→ **CONSIGNE 1**
Pouvez-vous recopier à l'identique les lignes de données, en commençant par celle qui contient « List UI elements » et en allant jusqu'à celle qui contient « dim-overall-width: 17760 <box>296 », les deux incluses ?

→ **EXTRAIT**
Section 2 : Le pardon comme catégorie
politiquement construite : variété et
« januosité » d'un processus
Les « gacacas » constituent un projet des
acteurs internes néanmoins implémenté au niveau du bas,
tandis que la CVR renseigne plus sur l'existence d'un mouvement
d'émanation exogène127(*) toutefois impulsé à partir du haut.
Paragraphe 1 : La construction d'une `'justice-pardon''
par le bas : les « gacacas » au Rwanda
Le
Rwanda a mis sur pied un mécanisme complexe de mise en scène de
la justice, qui allie tradition et quelques bribes de modernité. Il
s'agira successivement d'examiner la mise en place et la mise en oeuvre de ces
tribunaux.
A.
La mise en scène d'une forme originale de justice transitionnelle128(*)
Après
la mort des tutsi pendant le génocide, les nouvelles autorités
rwandaises qui contrôlent le pays vont faire de l'impératif de
justice une urgence. Devant l'incapacité de la justice classique
à connaître de l'ensemble des cas129(*) pour des raisons
évoquées, la décision est prise de s'appuyer sur un mode
local préexistant de règlement des conflits. En effet, le
modus operandi des « gacacas » s'est toujours
appuyé sur des `'inyangamugayo'' choisis pour leur vertu,
probité, leur âge élevé, leur sagesse dans la prise
des justes décisions, leur générosité, et leur
influence économique dans la communauté. Ce système
était en vigueur au Rwanda avant la colonisation et l'adoption du droit
moderne comme régulateur judiciaire. Les sanctions variaient en fonction
de la nature de la faute commise. Il n'y avait pas de prison et l'ensemble de
la famille du coupable (requise pour la réparation du tort) était
sanctionné avec ce dernier dans un mécanisme de collectivisation
de la punition130(*).
L'ordre
dirigeant rwandais rejette l'option de création d'une CVR et opte
plutôt pour un modèle qui privilégie la lutte contre
l'impunité. Ce choix est considéré par Peter Uvin comme
une révolution sans précédent au plan
`'légal-social'' à la fois dans sa taille et son
étendue131(*). Le
26 janvier 2000, une loi organique modifiée en 2004 créé
les gacacas132(*).En
2001, des élections permettent d'avoir 255000 juges
« gacacas » qui seront par la suite formés en mai
2002. Les « gacacas » sont organisés autour de
quatre niveaux133(*) :
-
la cellule ;
-
le secteur ;
-
le district ou la ville ;
-
la province ou kigali.
Chacun
de ces trois niveaux est constitué de trois organes :
L'Assemblée générale qui est composée de tous les
habitants de la cellule âgés au moins de 18 ans révolus. Au
niveau supérieur, l'Assemblée générale regroupe les
délégués des niveaux inférieurs. Environ 50
personnes constituent l'effectif requis pour son fonctionnement. En plus de
l'Assemblée générale, il existe un siège de la
juridiction « gacaca » comprenant 19 membres choisis par
l'Assemblée générale. Le Comité de coordination
enfin élit en son sein 5 membres chargés de coordonner l'ensemble
du travail : un Président, deux vice-Présidents, et deux
secrétaires sachant lire et écrire convenablement le
Kinyarwanda134(*).

→ **LIGNES**
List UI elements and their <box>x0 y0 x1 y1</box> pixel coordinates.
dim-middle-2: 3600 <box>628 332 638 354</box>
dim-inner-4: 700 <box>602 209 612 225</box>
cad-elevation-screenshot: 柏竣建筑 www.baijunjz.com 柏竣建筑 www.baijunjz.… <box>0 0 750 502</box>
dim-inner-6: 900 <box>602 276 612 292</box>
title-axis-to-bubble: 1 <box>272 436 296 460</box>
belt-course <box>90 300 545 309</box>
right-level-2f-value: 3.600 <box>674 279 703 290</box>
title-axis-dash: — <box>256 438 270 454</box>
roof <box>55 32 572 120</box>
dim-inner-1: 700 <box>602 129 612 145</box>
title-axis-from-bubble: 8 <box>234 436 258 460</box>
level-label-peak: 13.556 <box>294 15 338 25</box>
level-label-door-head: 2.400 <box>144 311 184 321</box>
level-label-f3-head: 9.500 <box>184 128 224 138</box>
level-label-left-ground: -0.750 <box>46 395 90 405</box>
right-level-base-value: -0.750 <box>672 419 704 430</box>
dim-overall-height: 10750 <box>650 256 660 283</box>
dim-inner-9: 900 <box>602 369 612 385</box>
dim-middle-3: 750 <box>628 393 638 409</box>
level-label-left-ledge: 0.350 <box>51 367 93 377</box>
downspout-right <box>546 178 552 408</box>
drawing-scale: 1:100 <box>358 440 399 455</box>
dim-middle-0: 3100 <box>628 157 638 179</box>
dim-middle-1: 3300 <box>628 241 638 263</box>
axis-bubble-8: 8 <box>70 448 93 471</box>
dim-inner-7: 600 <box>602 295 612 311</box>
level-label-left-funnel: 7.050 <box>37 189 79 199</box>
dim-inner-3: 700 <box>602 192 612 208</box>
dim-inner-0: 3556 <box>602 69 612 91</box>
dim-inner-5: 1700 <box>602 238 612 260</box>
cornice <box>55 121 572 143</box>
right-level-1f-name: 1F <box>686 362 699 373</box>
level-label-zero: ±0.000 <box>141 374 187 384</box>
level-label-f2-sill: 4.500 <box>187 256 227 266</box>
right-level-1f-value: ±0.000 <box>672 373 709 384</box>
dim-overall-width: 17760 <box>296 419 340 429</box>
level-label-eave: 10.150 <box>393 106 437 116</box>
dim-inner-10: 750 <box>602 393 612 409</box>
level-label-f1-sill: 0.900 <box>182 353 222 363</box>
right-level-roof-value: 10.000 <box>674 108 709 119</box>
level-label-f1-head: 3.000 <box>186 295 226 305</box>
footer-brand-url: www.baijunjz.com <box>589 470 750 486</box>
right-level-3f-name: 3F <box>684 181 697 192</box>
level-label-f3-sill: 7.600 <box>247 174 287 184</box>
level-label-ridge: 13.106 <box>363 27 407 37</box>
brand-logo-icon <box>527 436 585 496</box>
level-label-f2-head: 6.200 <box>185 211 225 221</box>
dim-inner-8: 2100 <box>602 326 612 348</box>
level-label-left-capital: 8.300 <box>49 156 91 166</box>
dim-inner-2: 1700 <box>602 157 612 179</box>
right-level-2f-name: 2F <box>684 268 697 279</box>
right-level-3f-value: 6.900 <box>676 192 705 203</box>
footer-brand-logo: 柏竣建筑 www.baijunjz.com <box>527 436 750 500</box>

---

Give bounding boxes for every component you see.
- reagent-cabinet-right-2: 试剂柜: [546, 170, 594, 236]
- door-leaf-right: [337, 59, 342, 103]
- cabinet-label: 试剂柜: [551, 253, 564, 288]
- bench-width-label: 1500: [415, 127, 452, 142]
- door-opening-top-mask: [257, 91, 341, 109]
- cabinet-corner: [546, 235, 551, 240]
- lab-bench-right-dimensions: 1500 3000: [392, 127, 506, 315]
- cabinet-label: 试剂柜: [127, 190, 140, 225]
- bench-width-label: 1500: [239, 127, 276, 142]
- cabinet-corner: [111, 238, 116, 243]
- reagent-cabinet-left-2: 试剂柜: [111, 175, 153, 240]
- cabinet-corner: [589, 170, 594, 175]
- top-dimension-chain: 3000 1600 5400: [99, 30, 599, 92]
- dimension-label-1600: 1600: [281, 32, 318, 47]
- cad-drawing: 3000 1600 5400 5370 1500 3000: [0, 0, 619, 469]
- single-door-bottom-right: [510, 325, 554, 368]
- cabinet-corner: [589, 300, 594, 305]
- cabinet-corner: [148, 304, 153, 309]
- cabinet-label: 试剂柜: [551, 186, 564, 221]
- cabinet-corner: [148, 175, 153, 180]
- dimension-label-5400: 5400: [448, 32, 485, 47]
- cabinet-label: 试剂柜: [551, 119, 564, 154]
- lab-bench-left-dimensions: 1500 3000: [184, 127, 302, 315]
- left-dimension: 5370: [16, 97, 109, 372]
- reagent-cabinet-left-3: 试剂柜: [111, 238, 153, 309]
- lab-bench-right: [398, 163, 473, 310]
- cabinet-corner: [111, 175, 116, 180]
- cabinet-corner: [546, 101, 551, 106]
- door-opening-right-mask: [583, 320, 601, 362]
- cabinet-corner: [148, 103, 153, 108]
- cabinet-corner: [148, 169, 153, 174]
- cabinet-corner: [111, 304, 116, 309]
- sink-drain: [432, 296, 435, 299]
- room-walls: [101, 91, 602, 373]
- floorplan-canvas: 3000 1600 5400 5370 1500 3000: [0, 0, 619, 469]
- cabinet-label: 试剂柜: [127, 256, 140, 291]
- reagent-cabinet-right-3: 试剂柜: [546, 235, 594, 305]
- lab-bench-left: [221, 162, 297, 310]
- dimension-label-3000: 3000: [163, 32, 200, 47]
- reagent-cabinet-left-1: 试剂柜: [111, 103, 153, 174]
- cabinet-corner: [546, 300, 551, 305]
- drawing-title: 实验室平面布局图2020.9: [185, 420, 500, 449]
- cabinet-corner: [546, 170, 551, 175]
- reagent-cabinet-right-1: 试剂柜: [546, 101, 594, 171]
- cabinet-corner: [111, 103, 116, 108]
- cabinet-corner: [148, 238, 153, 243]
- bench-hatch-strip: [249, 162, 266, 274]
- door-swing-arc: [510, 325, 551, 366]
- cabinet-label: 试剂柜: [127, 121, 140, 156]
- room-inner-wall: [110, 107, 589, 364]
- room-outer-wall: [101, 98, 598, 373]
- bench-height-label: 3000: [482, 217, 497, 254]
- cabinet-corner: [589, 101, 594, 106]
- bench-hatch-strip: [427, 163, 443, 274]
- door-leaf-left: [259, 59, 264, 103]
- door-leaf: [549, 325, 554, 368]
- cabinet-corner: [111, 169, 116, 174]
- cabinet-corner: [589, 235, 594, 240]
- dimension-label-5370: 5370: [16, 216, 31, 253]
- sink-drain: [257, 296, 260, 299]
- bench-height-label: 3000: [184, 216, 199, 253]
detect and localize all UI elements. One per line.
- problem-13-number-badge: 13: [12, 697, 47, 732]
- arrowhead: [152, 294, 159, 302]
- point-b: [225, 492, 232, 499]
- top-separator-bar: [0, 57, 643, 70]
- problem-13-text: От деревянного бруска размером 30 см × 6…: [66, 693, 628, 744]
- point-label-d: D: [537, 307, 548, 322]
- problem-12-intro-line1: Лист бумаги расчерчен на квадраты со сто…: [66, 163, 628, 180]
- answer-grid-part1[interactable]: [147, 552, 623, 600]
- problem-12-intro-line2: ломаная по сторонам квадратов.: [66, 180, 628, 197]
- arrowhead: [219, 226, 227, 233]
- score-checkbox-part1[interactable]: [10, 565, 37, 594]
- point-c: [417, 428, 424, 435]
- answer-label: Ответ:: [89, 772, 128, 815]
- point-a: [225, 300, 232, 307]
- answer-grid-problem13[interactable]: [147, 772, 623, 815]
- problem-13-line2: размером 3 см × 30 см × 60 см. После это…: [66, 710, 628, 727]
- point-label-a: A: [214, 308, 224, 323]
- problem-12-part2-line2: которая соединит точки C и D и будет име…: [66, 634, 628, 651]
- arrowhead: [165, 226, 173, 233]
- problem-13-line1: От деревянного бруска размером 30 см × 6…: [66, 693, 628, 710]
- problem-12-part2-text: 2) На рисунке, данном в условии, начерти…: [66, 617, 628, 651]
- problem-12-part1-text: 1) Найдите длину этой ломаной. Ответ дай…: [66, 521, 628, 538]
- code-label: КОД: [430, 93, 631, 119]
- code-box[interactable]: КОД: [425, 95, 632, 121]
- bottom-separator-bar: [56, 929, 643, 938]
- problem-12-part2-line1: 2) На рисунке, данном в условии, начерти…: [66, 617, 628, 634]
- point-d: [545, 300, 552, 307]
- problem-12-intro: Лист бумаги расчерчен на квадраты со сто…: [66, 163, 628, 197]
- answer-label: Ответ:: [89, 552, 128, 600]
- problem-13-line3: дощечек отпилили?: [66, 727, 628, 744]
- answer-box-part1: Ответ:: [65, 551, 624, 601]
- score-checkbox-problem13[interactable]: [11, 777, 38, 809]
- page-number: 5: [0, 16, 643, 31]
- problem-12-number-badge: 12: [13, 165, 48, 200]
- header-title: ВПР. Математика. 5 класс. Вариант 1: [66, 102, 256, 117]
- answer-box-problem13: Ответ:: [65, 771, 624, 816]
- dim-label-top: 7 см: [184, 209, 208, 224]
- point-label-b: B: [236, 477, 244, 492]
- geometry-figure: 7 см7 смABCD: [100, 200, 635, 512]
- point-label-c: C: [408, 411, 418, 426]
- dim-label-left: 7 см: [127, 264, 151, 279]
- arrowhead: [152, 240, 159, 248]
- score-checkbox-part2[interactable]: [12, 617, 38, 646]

→ **CONSIGNE 2**
Pourriez-vous transcrire fidèlement l'extrait sur les gacacas, en partant de « Paragraphe 1 : La » et en allant jusqu'à « de justice transitionnelle128(*) » ?

→ **RÉPONSE 1**
List UI elements and their <box>x0 y0 x1 y1</box> pixel coordinates.
dim-middle-2: 3600 <box>628 332 638 354</box>
dim-inner-4: 700 <box>602 209 612 225</box>
cad-elevation-screenshot: 柏竣建筑 www.baijunjz.com 柏竣建筑 www.baijunjz.… <box>0 0 750 502</box>
dim-inner-6: 900 <box>602 276 612 292</box>
title-axis-to-bubble: 1 <box>272 436 296 460</box>
belt-course <box>90 300 545 309</box>
right-level-2f-value: 3.600 <box>674 279 703 290</box>
title-axis-dash: — <box>256 438 270 454</box>
roof <box>55 32 572 120</box>
dim-inner-1: 700 <box>602 129 612 145</box>
title-axis-from-bubble: 8 <box>234 436 258 460</box>
level-label-peak: 13.556 <box>294 15 338 25</box>
level-label-door-head: 2.400 <box>144 311 184 321</box>
level-label-f3-head: 9.500 <box>184 128 224 138</box>
level-label-left-ground: -0.750 <box>46 395 90 405</box>
right-level-base-value: -0.750 <box>672 419 704 430</box>
dim-overall-height: 10750 <box>650 256 660 283</box>
dim-inner-9: 900 <box>602 369 612 385</box>
dim-middle-3: 750 <box>628 393 638 409</box>
level-label-left-ledge: 0.350 <box>51 367 93 377</box>
downspout-right <box>546 178 552 408</box>
drawing-scale: 1:100 <box>358 440 399 455</box>
dim-middle-0: 3100 <box>628 157 638 179</box>
dim-middle-1: 3300 <box>628 241 638 263</box>
axis-bubble-8: 8 <box>70 448 93 471</box>
dim-inner-7: 600 <box>602 295 612 311</box>
level-label-left-funnel: 7.050 <box>37 189 79 199</box>
dim-inner-3: 700 <box>602 192 612 208</box>
dim-inner-0: 3556 <box>602 69 612 91</box>
dim-inner-5: 1700 <box>602 238 612 260</box>
cornice <box>55 121 572 143</box>
right-level-1f-name: 1F <box>686 362 699 373</box>
level-label-zero: ±0.000 <box>141 374 187 384</box>
level-label-f2-sill: 4.500 <box>187 256 227 266</box>
right-level-1f-value: ±0.000 <box>672 373 709 384</box>
dim-overall-width: 17760 <box>296 419 340 429</box>

→ **RÉPONSE 2**
Paragraphe 1 : La construction d'une `'justice-pardon''
par le bas : les « gacacas » au Rwanda
Le
Rwanda a mis sur pied un mécanisme complexe de mise en scène de
la justice, qui allie tradition et quelques bribes de modernité. Il
s'agira successivement d'examiner la mise en place et la mise en oeuvre de ces
tribunaux.
A.
La mise en scène d'une forme originale de justice transitionnelle128(*)